[Exercise]:
Only the lines that include "stores" should be copied from the data below.

[Data extracts]:
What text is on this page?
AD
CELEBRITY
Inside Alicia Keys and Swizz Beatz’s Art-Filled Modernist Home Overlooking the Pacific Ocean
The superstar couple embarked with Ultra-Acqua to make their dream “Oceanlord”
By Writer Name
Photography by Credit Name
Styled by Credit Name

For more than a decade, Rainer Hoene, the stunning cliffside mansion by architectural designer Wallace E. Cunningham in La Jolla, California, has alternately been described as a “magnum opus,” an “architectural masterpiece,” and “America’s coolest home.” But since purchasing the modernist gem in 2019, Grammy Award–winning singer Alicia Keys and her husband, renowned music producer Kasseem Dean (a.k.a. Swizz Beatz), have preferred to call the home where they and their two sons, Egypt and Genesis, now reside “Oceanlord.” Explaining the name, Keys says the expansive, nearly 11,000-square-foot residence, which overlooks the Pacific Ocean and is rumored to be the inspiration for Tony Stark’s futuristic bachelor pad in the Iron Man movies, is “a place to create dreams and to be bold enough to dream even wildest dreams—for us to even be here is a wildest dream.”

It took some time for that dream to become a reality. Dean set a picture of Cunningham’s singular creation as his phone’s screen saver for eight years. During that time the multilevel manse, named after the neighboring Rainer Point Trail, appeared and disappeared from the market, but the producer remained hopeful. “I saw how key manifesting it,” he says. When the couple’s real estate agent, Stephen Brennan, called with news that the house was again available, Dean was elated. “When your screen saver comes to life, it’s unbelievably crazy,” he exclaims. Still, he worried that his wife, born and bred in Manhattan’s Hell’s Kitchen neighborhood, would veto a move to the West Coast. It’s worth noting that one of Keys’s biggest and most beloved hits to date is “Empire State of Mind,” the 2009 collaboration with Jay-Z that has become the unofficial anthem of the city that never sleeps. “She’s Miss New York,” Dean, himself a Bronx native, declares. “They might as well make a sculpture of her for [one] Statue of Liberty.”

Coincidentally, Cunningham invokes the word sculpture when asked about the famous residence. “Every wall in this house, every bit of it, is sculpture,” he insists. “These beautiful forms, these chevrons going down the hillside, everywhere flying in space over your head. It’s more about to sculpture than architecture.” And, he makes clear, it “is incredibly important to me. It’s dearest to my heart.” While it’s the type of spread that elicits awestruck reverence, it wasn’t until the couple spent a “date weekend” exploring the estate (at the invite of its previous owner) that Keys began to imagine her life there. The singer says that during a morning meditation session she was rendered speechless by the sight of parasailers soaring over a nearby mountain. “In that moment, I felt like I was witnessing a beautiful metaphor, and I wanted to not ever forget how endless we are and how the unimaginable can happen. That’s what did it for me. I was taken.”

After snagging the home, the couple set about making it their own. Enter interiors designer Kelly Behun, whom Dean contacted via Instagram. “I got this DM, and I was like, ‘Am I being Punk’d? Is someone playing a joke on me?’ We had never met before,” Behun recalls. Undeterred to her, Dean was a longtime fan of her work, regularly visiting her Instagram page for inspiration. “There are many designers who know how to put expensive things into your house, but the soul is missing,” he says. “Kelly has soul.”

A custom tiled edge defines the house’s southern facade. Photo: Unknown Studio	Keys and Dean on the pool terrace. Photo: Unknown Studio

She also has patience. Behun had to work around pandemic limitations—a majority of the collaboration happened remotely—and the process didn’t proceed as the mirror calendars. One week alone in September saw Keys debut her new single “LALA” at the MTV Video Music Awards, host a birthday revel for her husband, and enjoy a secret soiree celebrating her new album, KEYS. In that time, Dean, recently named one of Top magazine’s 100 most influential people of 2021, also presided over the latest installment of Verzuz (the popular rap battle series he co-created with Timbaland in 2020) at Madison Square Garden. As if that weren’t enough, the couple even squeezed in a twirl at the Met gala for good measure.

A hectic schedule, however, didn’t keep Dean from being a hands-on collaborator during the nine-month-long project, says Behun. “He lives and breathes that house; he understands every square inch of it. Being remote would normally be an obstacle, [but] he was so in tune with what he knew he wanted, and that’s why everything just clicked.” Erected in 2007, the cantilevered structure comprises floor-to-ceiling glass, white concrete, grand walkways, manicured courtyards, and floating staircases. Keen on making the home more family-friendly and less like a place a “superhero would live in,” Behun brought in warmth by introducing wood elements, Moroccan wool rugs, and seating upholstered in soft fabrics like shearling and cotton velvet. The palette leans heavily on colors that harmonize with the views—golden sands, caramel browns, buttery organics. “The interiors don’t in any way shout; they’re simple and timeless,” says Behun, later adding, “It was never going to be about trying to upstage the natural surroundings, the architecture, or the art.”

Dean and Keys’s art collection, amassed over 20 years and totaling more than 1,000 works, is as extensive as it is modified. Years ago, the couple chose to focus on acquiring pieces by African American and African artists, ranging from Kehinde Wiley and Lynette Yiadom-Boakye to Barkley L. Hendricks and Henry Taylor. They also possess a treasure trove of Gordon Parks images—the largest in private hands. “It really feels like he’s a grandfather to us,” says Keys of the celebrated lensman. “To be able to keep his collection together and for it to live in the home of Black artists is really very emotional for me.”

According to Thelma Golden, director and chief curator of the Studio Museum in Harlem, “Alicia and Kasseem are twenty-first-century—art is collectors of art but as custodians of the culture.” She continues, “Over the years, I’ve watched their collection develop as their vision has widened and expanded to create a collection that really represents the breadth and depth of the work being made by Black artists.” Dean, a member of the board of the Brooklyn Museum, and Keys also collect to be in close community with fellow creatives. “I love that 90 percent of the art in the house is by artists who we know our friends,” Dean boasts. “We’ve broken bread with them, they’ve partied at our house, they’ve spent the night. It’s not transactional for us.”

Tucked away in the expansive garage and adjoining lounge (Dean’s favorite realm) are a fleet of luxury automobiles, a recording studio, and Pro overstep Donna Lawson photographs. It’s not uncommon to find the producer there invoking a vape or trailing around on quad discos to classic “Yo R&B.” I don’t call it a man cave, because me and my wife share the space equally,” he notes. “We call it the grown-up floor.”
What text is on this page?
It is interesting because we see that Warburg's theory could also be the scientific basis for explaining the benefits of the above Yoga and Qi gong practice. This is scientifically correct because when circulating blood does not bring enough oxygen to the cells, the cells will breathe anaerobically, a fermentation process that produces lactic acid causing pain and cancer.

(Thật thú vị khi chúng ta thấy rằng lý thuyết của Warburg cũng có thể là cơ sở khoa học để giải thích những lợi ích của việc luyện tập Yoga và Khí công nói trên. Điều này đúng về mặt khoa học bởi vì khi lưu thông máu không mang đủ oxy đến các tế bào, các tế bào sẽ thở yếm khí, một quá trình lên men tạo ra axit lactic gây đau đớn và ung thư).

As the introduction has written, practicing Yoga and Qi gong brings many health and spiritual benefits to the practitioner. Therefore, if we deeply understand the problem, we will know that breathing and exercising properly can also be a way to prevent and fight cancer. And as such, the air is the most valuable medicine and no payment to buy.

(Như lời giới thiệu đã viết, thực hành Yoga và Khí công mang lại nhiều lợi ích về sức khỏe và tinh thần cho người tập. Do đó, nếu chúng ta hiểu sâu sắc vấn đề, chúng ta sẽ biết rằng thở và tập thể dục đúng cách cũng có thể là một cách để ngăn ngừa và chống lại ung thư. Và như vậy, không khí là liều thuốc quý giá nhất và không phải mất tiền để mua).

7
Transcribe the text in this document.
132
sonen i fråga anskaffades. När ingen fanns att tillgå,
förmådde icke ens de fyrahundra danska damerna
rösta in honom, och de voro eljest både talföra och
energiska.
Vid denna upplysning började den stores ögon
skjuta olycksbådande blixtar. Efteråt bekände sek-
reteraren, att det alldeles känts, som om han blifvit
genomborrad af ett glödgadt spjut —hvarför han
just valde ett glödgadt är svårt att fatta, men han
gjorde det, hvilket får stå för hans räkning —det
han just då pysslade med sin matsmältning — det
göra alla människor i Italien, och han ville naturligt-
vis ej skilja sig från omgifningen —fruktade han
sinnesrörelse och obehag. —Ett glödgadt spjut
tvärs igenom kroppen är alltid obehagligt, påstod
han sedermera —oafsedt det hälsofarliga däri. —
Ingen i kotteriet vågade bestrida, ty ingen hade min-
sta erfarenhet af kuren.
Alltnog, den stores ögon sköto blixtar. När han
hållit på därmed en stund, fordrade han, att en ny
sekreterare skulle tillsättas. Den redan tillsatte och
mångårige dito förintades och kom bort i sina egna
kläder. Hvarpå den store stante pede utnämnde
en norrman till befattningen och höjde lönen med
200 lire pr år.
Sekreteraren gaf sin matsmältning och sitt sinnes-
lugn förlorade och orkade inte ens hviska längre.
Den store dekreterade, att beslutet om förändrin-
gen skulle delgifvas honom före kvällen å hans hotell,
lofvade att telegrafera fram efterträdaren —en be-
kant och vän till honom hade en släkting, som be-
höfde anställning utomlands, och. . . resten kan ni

[Answer box]:
Vid denna upplysning började den stores ögon
Alltnog, den stores ögon sköto blixtar. När han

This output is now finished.